Use the following flag diacritics to control downcasing of derived proper
nouns (e.g. Finnish Pariisi -> pariisilainen). See e.g. North Sámi for how to use
these flags. There exists a ready-made regex that will do the actual down-casing
given the proper use of these flags.
 | @U.Cap.Obl@ | Allowing downcasing of derived names: deatnulasj.
 | @U.Cap.Opt@ | Allowing downcasing of derived names: deatnulasj.


!!!Lexicon Root
This is the beginning of everything. The __Root__ lexicon is reserved in the
LexC language, and must be the first lexicon defined.

·····

*PROBLEM DESCRIPTION*:
Can you reproduce the passage on flag diacritics word for word, starting with "Use the following" and going on through "of these flags."? The material has no connection to the passage on flag diacritics.

*DATA SECTION*:
·····

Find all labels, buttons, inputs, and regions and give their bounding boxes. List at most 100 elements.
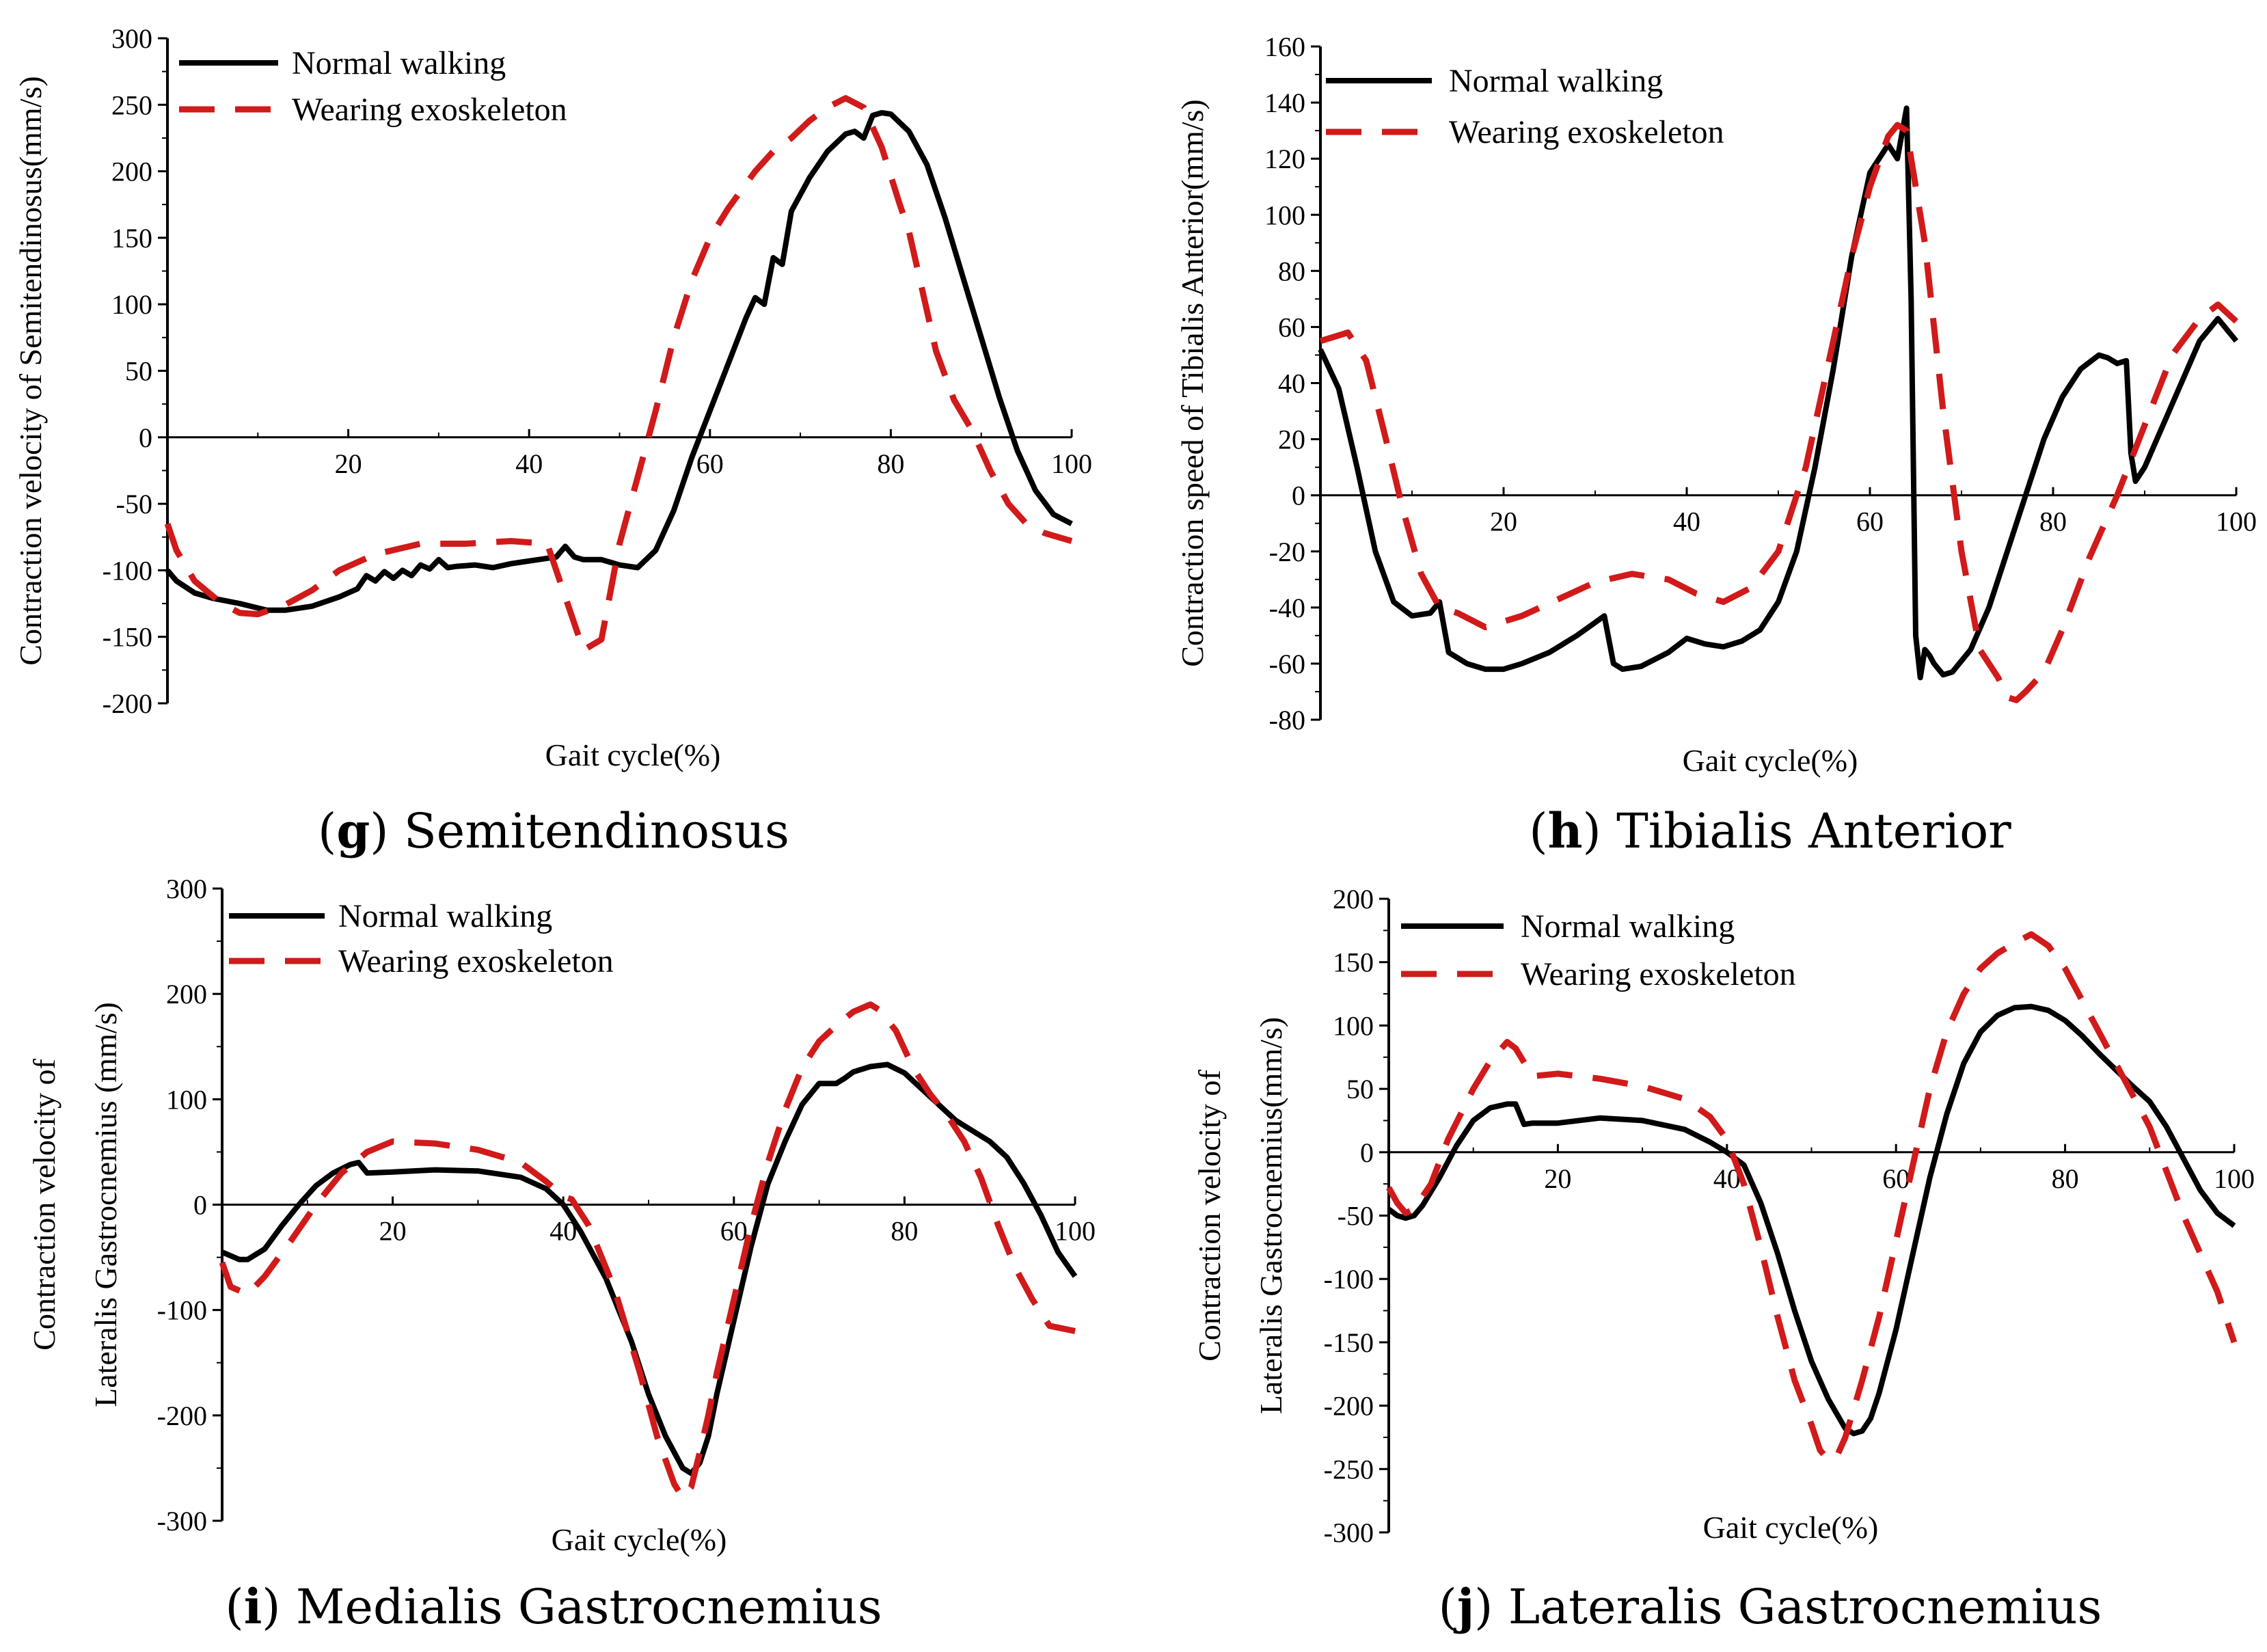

·····

*WRITTEN RESPONSE*:
Use the following flag diacritics to control downcasing of derived proper
nouns (e.g. Finnish Pariisi -> pariisilainen). See e.g. North Sámi for how to use
these flags. There exists a ready-made regex that will do the actual down-casing
given the proper use of these flags.